[START Records shown]

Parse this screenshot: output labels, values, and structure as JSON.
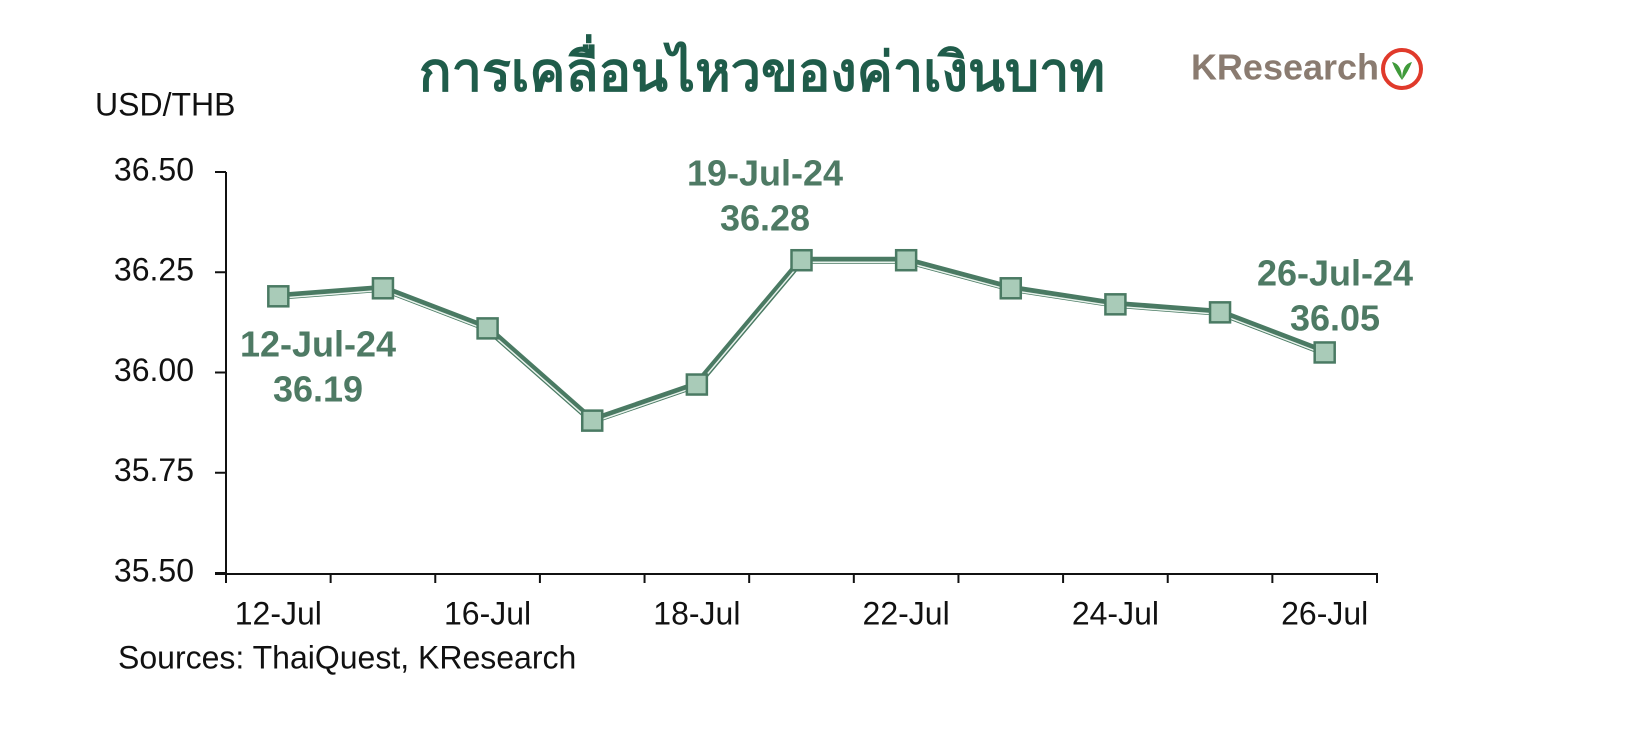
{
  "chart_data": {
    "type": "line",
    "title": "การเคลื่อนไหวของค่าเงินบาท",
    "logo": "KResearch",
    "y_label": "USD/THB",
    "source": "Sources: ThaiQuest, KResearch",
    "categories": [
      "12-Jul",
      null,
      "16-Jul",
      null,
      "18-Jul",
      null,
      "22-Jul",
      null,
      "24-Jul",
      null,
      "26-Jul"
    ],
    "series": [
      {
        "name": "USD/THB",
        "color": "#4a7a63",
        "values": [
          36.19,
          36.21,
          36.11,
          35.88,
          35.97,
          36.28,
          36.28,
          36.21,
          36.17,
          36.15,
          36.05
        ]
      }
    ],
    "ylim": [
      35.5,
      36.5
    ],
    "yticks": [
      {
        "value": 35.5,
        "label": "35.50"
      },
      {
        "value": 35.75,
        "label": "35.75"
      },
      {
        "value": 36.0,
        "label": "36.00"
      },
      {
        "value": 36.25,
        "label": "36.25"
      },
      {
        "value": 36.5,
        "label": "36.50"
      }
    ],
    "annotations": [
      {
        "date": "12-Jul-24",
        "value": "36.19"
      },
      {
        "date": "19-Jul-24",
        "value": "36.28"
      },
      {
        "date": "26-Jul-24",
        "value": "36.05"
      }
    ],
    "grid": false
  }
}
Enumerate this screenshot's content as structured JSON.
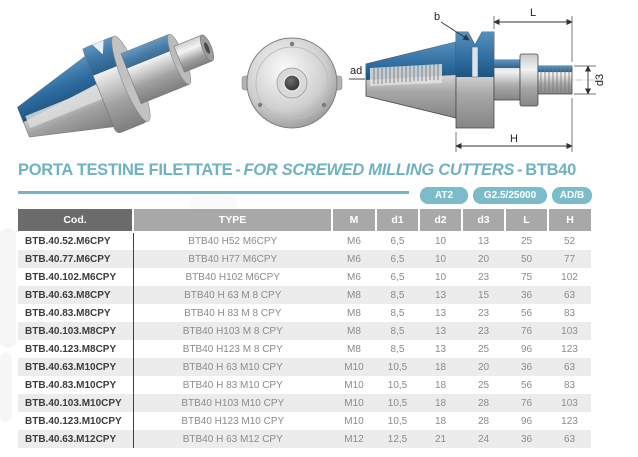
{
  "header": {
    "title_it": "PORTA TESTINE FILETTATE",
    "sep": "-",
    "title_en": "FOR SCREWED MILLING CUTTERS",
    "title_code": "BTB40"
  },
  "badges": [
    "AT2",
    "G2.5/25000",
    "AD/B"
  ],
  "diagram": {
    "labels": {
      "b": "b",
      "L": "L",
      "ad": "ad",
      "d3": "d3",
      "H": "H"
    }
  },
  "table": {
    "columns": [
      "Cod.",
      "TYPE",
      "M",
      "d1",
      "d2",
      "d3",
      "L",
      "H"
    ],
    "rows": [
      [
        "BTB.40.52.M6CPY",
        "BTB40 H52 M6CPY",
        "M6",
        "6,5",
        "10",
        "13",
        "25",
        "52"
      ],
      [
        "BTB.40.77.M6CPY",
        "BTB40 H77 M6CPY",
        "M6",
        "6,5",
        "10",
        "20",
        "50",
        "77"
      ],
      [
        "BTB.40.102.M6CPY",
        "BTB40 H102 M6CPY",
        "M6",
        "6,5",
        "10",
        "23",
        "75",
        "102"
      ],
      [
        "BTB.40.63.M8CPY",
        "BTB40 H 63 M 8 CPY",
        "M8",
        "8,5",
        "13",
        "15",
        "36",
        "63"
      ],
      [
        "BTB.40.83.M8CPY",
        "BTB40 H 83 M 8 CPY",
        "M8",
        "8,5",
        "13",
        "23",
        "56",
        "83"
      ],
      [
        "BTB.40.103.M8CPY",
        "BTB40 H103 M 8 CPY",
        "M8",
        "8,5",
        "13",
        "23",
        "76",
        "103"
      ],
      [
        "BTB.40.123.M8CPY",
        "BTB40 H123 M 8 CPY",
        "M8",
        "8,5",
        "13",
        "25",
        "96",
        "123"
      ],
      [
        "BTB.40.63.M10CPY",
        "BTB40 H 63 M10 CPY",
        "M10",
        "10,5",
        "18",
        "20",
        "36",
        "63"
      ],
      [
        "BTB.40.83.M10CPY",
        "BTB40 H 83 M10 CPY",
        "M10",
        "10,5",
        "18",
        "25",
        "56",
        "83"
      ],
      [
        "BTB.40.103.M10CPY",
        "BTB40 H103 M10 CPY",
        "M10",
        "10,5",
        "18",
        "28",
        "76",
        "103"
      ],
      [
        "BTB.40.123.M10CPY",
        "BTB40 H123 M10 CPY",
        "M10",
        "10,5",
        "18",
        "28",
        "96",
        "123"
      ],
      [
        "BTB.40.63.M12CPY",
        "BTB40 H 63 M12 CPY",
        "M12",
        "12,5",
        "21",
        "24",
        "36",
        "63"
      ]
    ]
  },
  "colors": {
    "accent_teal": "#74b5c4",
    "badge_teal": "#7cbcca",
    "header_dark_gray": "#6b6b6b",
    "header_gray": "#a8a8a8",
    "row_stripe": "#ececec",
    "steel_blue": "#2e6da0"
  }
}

[END Records shown]

→ Description of the task: From the records given above, reproduce all text exactly and exclude each picture.

→ Final result:
Parse this screenshot: output labels, values, and structure as JSON.
{
  "chart_data": {
    "type": "line",
    "title": "การเคลื่อนไหวของค่าเงินบาท",
    "logo": "KResearch",
    "y_label": "USD/THB",
    "source": "Sources: ThaiQuest, KResearch",
    "categories": [
      "12-Jul",
      null,
      "16-Jul",
      null,
      "18-Jul",
      null,
      "22-Jul",
      null,
      "24-Jul",
      null,
      "26-Jul"
    ],
    "series": [
      {
        "name": "USD/THB",
        "color": "#4a7a63",
        "values": [
          36.19,
          36.21,
          36.11,
          35.88,
          35.97,
          36.28,
          36.28,
          36.21,
          36.17,
          36.15,
          36.05
        ]
      }
    ],
    "ylim": [
      35.5,
      36.5
    ],
    "yticks": [
      {
        "value": 35.5,
        "label": "35.50"
      },
      {
        "value": 35.75,
        "label": "35.75"
      },
      {
        "value": 36.0,
        "label": "36.00"
      },
      {
        "value": 36.25,
        "label": "36.25"
      },
      {
        "value": 36.5,
        "label": "36.50"
      }
    ],
    "annotations": [
      {
        "date": "12-Jul-24",
        "value": "36.19"
      },
      {
        "date": "19-Jul-24",
        "value": "36.28"
      },
      {
        "date": "26-Jul-24",
        "value": "36.05"
      }
    ],
    "grid": false
  }
}
Enumerate this screenshot's content as structured JSON.
{
  "header": {
    "title_it": "PORTA TESTINE FILETTATE",
    "sep": "-",
    "title_en": "FOR SCREWED MILLING CUTTERS",
    "title_code": "BTB40"
  },
  "badges": [
    "AT2",
    "G2.5/25000",
    "AD/B"
  ],
  "diagram": {
    "labels": {
      "b": "b",
      "L": "L",
      "ad": "ad",
      "d3": "d3",
      "H": "H"
    }
  },
  "table": {
    "columns": [
      "Cod.",
      "TYPE",
      "M",
      "d1",
      "d2",
      "d3",
      "L",
      "H"
    ],
    "rows": [
      [
        "BTB.40.52.M6CPY",
        "BTB40 H52 M6CPY",
        "M6",
        "6,5",
        "10",
        "13",
        "25",
        "52"
      ],
      [
        "BTB.40.77.M6CPY",
        "BTB40 H77 M6CPY",
        "M6",
        "6,5",
        "10",
        "20",
        "50",
        "77"
      ],
      [
        "BTB.40.102.M6CPY",
        "BTB40 H102 M6CPY",
        "M6",
        "6,5",
        "10",
        "23",
        "75",
        "102"
      ],
      [
        "BTB.40.63.M8CPY",
        "BTB40 H 63 M 8 CPY",
        "M8",
        "8,5",
        "13",
        "15",
        "36",
        "63"
      ],
      [
        "BTB.40.83.M8CPY",
        "BTB40 H 83 M 8 CPY",
        "M8",
        "8,5",
        "13",
        "23",
        "56",
        "83"
      ],
      [
        "BTB.40.103.M8CPY",
        "BTB40 H103 M 8 CPY",
        "M8",
        "8,5",
        "13",
        "23",
        "76",
        "103"
      ],
      [
        "BTB.40.123.M8CPY",
        "BTB40 H123 M 8 CPY",
        "M8",
        "8,5",
        "13",
        "25",
        "96",
        "123"
      ],
      [
        "BTB.40.63.M10CPY",
        "BTB40 H 63 M10 CPY",
        "M10",
        "10,5",
        "18",
        "20",
        "36",
        "63"
      ],
      [
        "BTB.40.83.M10CPY",
        "BTB40 H 83 M10 CPY",
        "M10",
        "10,5",
        "18",
        "25",
        "56",
        "83"
      ],
      [
        "BTB.40.103.M10CPY",
        "BTB40 H103 M10 CPY",
        "M10",
        "10,5",
        "18",
        "28",
        "76",
        "103"
      ],
      [
        "BTB.40.123.M10CPY",
        "BTB40 H123 M10 CPY",
        "M10",
        "10,5",
        "18",
        "28",
        "96",
        "123"
      ],
      [
        "BTB.40.63.M12CPY",
        "BTB40 H 63 M12 CPY",
        "M12",
        "12,5",
        "21",
        "24",
        "36",
        "63"
      ]
    ]
  },
  "colors": {
    "accent_teal": "#74b5c4",
    "badge_teal": "#7cbcca",
    "header_dark_gray": "#6b6b6b",
    "header_gray": "#a8a8a8",
    "row_stripe": "#ececec",
    "steel_blue": "#2e6da0"
  }
}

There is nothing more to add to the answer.